TASK GOAL:
From the entries that follow, pick out all lines holding "Proin".

══ RECORDS ══

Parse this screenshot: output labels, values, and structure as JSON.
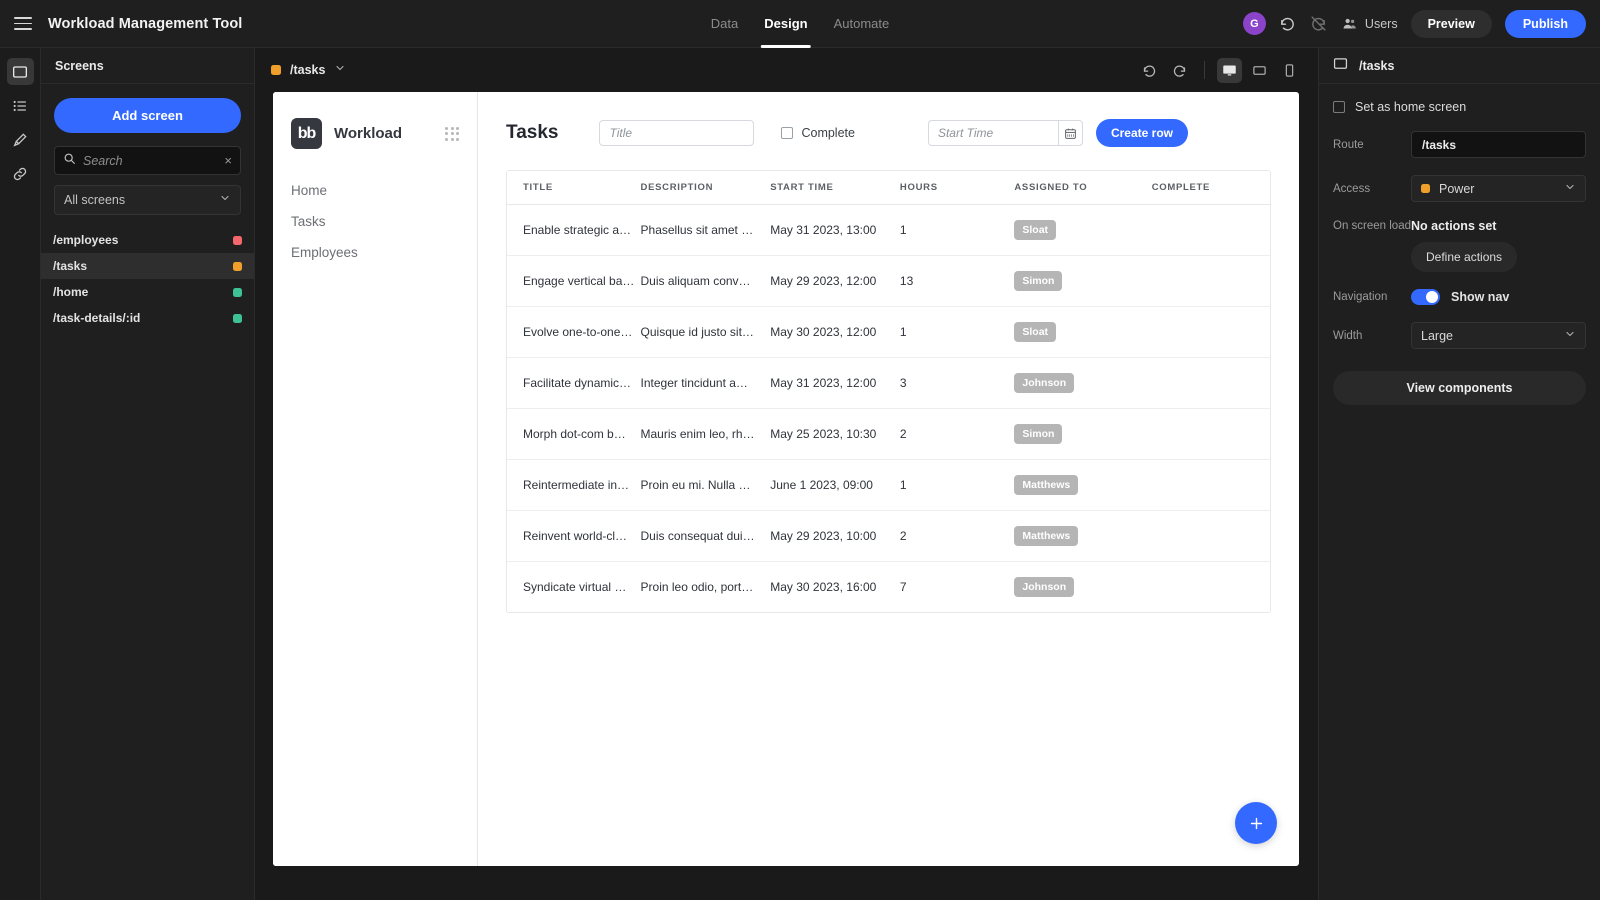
{
  "topbar": {
    "menu_icon": "hamburger-icon",
    "title": "Workload Management Tool",
    "nav": [
      {
        "label": "Data",
        "active": false
      },
      {
        "label": "Design",
        "active": true
      },
      {
        "label": "Automate",
        "active": false
      }
    ],
    "avatar_initial": "G",
    "avatar_color": "#8b43c9",
    "undo_icon": "undo-icon",
    "redo_icon": "redo-disabled-icon",
    "users_icon": "users-icon",
    "users_label": "Users",
    "preview_label": "Preview",
    "publish_label": "Publish",
    "publish_color": "#3369ff"
  },
  "rail": [
    {
      "icon": "screen-icon",
      "active": true
    },
    {
      "icon": "list-icon",
      "active": false
    },
    {
      "icon": "brush-icon",
      "active": false
    },
    {
      "icon": "link-icon",
      "active": false
    }
  ],
  "screens_panel": {
    "heading": "Screens",
    "add_button": "Add screen",
    "search_placeholder": "Search",
    "clear_icon": "close-icon",
    "filter_value": "All screens",
    "items": [
      {
        "name": "/employees",
        "color": "#f2686d",
        "selected": false
      },
      {
        "name": "/tasks",
        "color": "#f0a02a",
        "selected": true
      },
      {
        "name": "/home",
        "color": "#3ec295",
        "selected": false
      },
      {
        "name": "/task-details/:id",
        "color": "#3ec295",
        "selected": false
      }
    ]
  },
  "canvas": {
    "route_label": "/tasks",
    "route_color": "#f0a02a",
    "chevron_icon": "chevron-down-icon",
    "undo_icon": "undo-icon",
    "redo_icon": "redo-icon",
    "devices": [
      {
        "icon": "desktop-icon",
        "selected": true
      },
      {
        "icon": "tablet-icon",
        "selected": false
      },
      {
        "icon": "mobile-icon",
        "selected": false
      }
    ]
  },
  "app": {
    "logo_text": "bb",
    "brand": "Workload",
    "grip_icon": "drag-grip-icon",
    "nav_links": [
      "Home",
      "Tasks",
      "Employees"
    ],
    "page_title": "Tasks",
    "title_filter_placeholder": "Title",
    "complete_label": "Complete",
    "start_time_placeholder": "Start Time",
    "calendar_icon": "calendar-icon",
    "create_row_label": "Create row",
    "fab_icon": "plus-icon",
    "table": {
      "columns": [
        "TITLE",
        "DESCRIPTION",
        "START TIME",
        "HOURS",
        "ASSIGNED TO",
        "COMPLETE"
      ],
      "rows": [
        {
          "title": "Enable strategic a…",
          "description": "Phasellus sit amet …",
          "start_time": "May 31 2023, 13:00",
          "hours": "1",
          "assigned_to": "Sloat",
          "complete": ""
        },
        {
          "title": "Engage vertical ba…",
          "description": "Duis aliquam conv…",
          "start_time": "May 29 2023, 12:00",
          "hours": "13",
          "assigned_to": "Simon",
          "complete": ""
        },
        {
          "title": "Evolve one-to-one…",
          "description": "Quisque id justo sit…",
          "start_time": "May 30 2023, 12:00",
          "hours": "1",
          "assigned_to": "Sloat",
          "complete": ""
        },
        {
          "title": "Facilitate dynamic…",
          "description": "Integer tincidunt a…",
          "start_time": "May 31 2023, 12:00",
          "hours": "3",
          "assigned_to": "Johnson",
          "complete": ""
        },
        {
          "title": "Morph dot-com b…",
          "description": "Mauris enim leo, rh…",
          "start_time": "May 25 2023, 10:30",
          "hours": "2",
          "assigned_to": "Simon",
          "complete": ""
        },
        {
          "title": "Reintermediate in…",
          "description": "Proin eu mi. Nulla …",
          "start_time": "June 1 2023, 09:00",
          "hours": "1",
          "assigned_to": "Matthews",
          "complete": ""
        },
        {
          "title": "Reinvent world-cl…",
          "description": "Duis consequat dui…",
          "start_time": "May 29 2023, 10:00",
          "hours": "2",
          "assigned_to": "Matthews",
          "complete": ""
        },
        {
          "title": "Syndicate virtual …",
          "description": "Proin leo odio, port…",
          "start_time": "May 30 2023, 16:00",
          "hours": "7",
          "assigned_to": "Johnson",
          "complete": ""
        }
      ]
    }
  },
  "right_panel": {
    "screen_icon": "screen-icon",
    "title": "/tasks",
    "home_checkbox_label": "Set as home screen",
    "route_label": "Route",
    "route_value": "/tasks",
    "access_label": "Access",
    "access_value": "Power",
    "access_color": "#f0a02a",
    "onload_label": "On screen load",
    "onload_value": "No actions set",
    "define_actions_label": "Define actions",
    "navigation_label": "Navigation",
    "show_nav_label": "Show nav",
    "show_nav_on": true,
    "width_label": "Width",
    "width_value": "Large",
    "view_components_label": "View components"
  }
}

═══

RESULT OF THE TASK:
          "description": "Proin eu mi. Nulla …",
          "description": "Proin leo odio, port…",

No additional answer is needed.